┌────────

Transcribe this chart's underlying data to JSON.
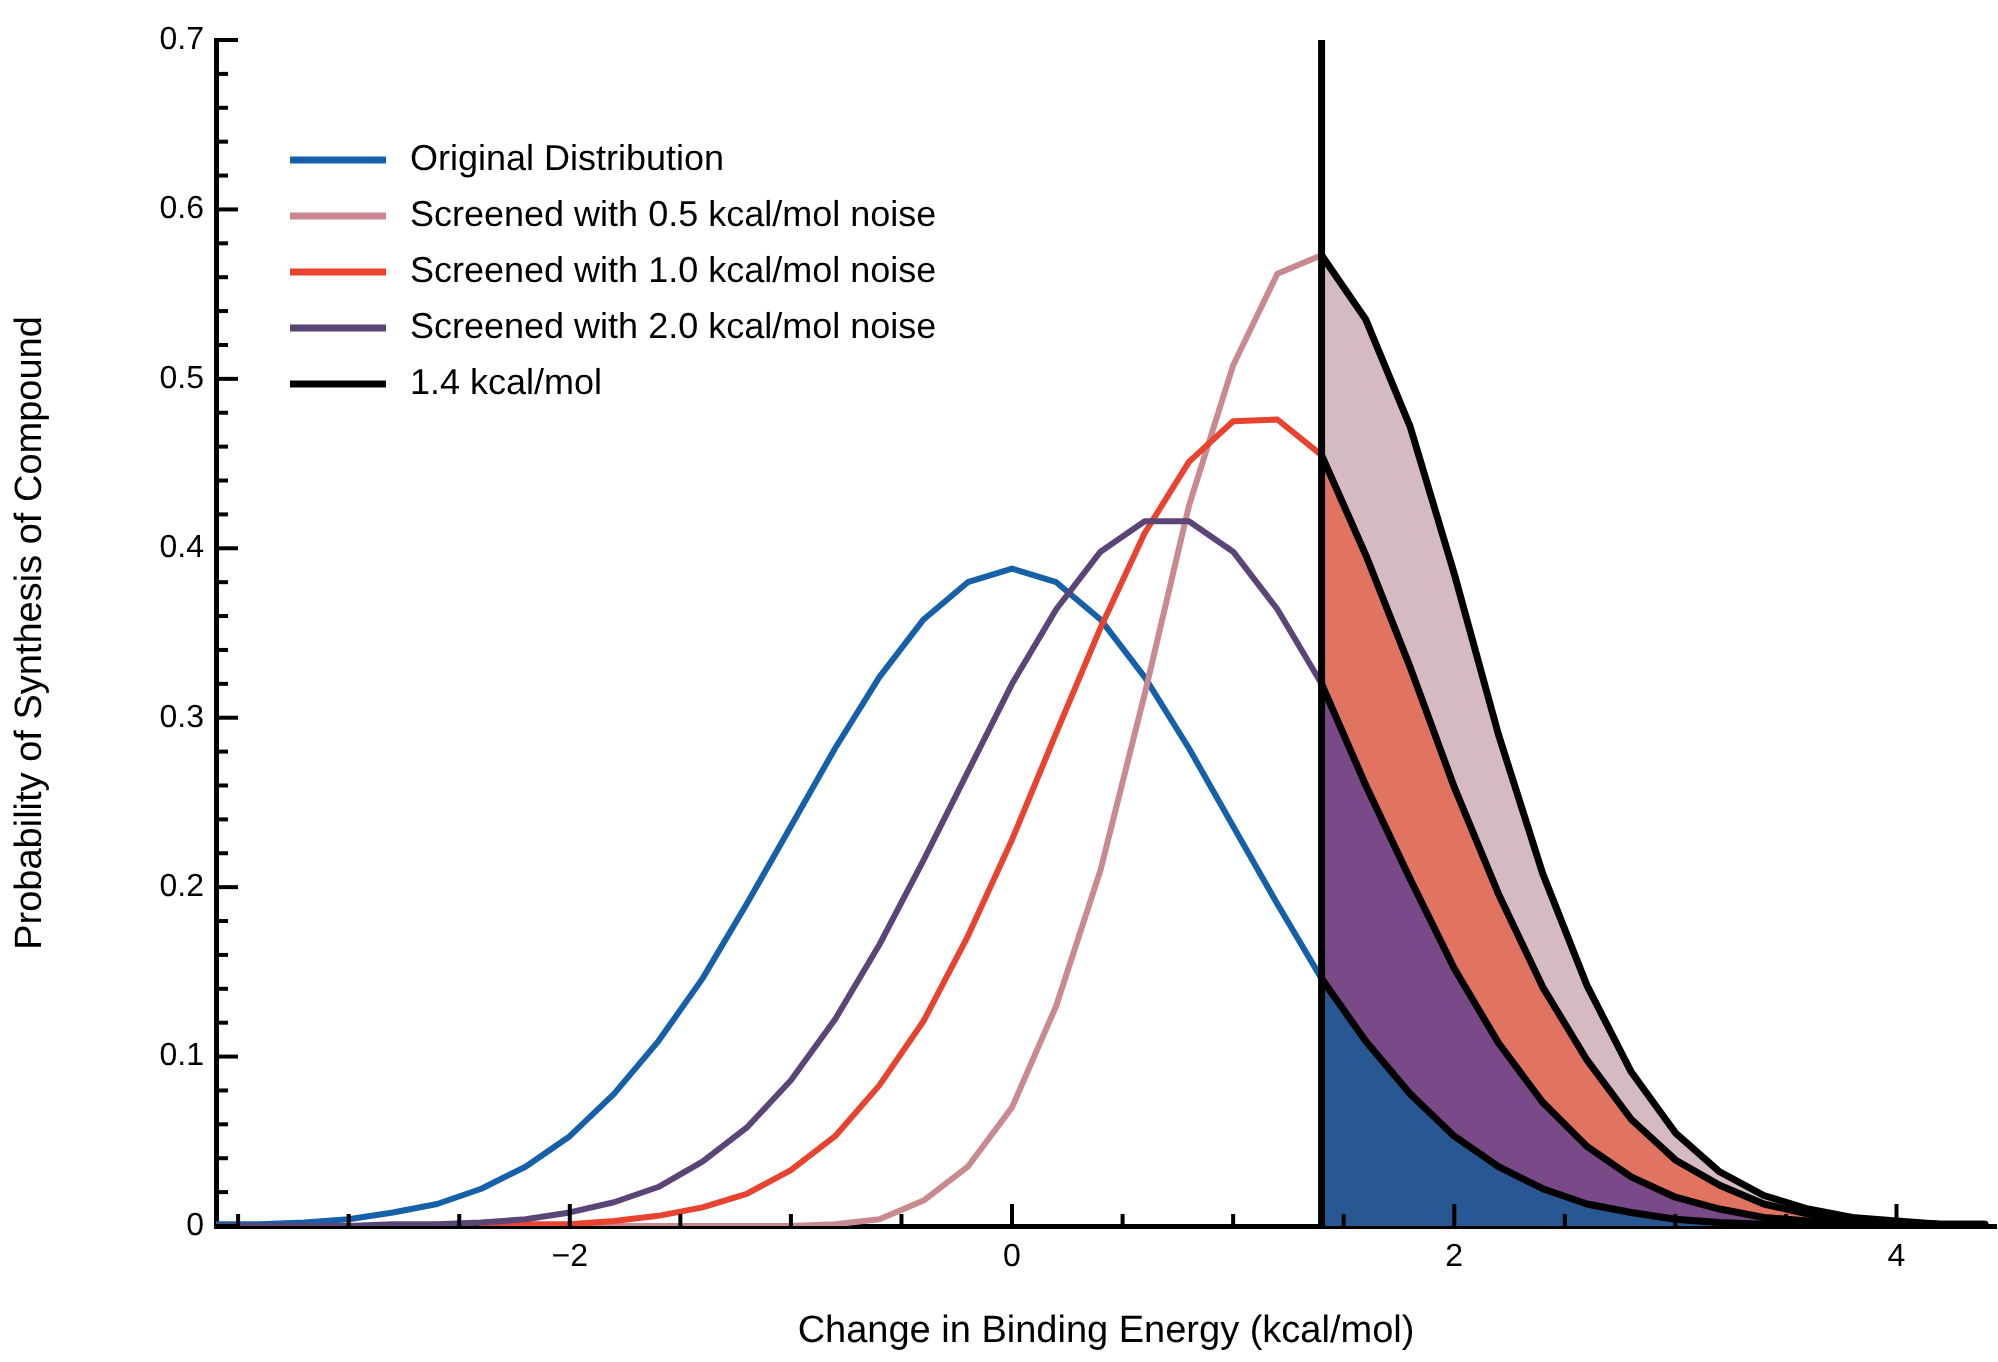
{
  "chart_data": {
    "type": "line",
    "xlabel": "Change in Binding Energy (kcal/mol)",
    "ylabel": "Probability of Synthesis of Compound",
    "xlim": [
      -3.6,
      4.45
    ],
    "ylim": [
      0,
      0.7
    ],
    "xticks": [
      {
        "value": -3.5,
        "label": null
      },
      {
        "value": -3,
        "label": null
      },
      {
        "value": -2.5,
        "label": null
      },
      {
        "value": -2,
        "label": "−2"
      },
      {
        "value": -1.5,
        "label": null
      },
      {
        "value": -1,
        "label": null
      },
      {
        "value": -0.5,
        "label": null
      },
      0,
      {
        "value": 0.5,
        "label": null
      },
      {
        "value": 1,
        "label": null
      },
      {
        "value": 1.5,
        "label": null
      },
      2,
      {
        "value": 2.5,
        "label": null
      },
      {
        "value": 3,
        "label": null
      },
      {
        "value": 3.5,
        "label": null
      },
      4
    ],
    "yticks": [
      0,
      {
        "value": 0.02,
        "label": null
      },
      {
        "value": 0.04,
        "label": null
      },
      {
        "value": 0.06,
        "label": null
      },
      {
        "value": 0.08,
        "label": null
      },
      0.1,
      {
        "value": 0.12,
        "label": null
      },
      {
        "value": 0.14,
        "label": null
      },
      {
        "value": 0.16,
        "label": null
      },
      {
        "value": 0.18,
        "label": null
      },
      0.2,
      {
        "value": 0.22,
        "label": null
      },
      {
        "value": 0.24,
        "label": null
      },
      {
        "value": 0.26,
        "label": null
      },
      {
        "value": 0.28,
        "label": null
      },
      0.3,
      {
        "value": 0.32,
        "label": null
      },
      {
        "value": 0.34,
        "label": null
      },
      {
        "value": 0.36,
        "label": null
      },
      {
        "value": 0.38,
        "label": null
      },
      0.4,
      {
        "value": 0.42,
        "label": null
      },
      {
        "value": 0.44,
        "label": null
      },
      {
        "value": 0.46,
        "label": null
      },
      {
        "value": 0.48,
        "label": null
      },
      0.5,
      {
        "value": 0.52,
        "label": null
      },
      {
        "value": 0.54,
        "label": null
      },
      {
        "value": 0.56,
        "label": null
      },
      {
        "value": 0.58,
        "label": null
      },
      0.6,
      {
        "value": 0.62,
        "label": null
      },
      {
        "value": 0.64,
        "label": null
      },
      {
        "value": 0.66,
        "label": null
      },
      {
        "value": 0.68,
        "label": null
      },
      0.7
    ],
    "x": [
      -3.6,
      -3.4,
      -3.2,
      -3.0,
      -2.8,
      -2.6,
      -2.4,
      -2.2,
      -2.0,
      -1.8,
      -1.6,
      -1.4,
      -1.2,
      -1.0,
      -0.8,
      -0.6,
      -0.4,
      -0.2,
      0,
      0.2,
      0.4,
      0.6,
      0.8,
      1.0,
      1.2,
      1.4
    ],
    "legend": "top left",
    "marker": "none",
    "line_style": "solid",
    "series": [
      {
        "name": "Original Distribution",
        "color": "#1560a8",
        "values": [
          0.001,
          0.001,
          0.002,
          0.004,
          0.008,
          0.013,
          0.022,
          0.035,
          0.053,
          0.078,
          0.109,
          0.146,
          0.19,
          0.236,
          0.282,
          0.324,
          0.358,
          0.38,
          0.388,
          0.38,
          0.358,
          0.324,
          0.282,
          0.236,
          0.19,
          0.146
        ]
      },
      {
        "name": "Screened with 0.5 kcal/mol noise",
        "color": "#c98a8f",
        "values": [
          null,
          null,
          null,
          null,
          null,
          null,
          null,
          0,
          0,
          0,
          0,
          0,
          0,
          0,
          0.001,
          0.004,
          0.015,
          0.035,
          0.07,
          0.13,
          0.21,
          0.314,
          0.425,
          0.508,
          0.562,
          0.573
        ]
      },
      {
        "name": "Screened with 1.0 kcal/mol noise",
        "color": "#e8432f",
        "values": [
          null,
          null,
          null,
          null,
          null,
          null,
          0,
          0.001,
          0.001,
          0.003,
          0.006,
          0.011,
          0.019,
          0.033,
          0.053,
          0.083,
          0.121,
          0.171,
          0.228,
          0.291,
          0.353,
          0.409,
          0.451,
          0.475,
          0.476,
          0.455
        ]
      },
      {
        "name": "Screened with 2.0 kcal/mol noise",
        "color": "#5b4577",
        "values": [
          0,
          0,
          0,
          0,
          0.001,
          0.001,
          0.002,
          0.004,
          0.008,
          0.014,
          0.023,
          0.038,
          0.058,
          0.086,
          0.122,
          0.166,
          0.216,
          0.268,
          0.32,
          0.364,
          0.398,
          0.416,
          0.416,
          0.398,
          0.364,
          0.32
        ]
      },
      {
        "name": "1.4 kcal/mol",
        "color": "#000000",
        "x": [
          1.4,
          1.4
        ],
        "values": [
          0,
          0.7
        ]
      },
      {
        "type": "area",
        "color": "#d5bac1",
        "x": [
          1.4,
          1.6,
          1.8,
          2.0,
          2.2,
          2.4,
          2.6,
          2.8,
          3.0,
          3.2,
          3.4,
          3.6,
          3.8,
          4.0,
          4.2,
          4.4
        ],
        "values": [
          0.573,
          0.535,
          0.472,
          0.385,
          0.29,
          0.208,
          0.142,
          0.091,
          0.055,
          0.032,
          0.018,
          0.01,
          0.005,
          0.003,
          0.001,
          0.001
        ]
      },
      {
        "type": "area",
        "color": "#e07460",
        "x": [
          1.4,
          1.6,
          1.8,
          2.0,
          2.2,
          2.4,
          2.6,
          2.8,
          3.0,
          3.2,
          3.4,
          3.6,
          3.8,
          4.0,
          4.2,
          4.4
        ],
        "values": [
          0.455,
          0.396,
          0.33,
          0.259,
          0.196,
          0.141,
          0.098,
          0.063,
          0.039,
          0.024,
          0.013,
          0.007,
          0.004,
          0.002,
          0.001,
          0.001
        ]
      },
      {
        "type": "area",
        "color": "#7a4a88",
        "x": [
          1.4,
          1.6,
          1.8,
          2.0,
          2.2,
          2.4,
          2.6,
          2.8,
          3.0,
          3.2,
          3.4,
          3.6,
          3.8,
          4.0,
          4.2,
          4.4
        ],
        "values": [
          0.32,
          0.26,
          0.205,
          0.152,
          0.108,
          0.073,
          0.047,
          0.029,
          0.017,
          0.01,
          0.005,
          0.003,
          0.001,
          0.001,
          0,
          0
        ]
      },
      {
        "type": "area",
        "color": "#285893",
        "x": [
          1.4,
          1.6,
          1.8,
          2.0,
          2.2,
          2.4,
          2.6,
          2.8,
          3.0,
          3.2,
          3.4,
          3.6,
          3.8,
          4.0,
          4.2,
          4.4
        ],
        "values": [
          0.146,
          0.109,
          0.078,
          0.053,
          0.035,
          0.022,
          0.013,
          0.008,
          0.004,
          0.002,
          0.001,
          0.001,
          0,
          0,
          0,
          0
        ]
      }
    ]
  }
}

└────────
┌────────

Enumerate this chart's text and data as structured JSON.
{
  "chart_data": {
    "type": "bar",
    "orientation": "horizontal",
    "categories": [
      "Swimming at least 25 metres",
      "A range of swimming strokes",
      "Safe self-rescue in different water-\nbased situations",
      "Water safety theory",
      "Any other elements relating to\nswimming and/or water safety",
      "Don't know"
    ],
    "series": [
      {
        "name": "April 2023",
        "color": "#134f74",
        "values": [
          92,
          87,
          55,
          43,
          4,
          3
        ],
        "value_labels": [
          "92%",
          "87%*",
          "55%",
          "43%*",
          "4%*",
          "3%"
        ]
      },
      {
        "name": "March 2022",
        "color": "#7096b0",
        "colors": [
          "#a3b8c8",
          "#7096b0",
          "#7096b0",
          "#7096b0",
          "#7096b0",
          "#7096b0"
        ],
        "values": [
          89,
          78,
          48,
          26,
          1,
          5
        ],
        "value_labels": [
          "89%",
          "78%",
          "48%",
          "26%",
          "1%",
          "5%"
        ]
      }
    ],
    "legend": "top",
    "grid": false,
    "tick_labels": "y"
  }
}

└────────

## To be done
Show every line from the entries above in which "kcal" appears.

## Problem solution
    "xlabel": "Change in Binding Energy (kcal/mol)",
        "name": "Screened with 0.5 kcal/mol noise",
        "name": "Screened with 1.0 kcal/mol noise",
        "name": "Screened with 2.0 kcal/mol noise",
        "name": "1.4 kcal/mol",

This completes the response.